**Your instructions**
Each record must be reproduced exactly as it is shown.

**Data rows**
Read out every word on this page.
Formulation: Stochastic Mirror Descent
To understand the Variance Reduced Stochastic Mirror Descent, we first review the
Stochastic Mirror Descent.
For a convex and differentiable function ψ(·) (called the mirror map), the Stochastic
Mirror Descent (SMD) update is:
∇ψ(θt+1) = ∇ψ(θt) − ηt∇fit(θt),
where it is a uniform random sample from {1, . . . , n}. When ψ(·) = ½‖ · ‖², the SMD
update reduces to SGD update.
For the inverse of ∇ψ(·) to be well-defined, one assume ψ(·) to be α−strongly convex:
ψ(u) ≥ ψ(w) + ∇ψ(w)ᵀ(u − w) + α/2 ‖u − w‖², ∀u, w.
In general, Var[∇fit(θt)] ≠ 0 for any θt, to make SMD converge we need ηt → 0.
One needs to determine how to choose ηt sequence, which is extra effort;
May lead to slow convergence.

**Result below**
Read out every word on this page.
Formulation: Stochastic Mirror Descent
To understand the Variance Reduced Stochastic Mirror Descent, we first review the
Stochastic Mirror Descent.
For a convex and differentiable function ψ(·) (called the mirror map), the Stochastic
Mirror Descent (SMD) update is:
∇ψ(θt+1) = ∇ψ(θt) − ηt∇fit(θt),
where it is a uniform random sample from {1, . . . , n}. When ψ(·) = ½‖ · ‖², the SMD
update reduces to SGD update.
For the inverse of ∇ψ(·) to be well-defined, one assume ψ(·) to be α−strongly convex:
ψ(u) ≥ ψ(w) + ∇ψ(w)ᵀ(u − w) + α/2 ‖u − w‖², ∀u, w.
In general, Var[∇fit(θt)] ≠ 0 for any θt, to make SMD converge we need ηt → 0.
One needs to determine how to choose ηt sequence, which is extra effort;
May lead to slow convergence.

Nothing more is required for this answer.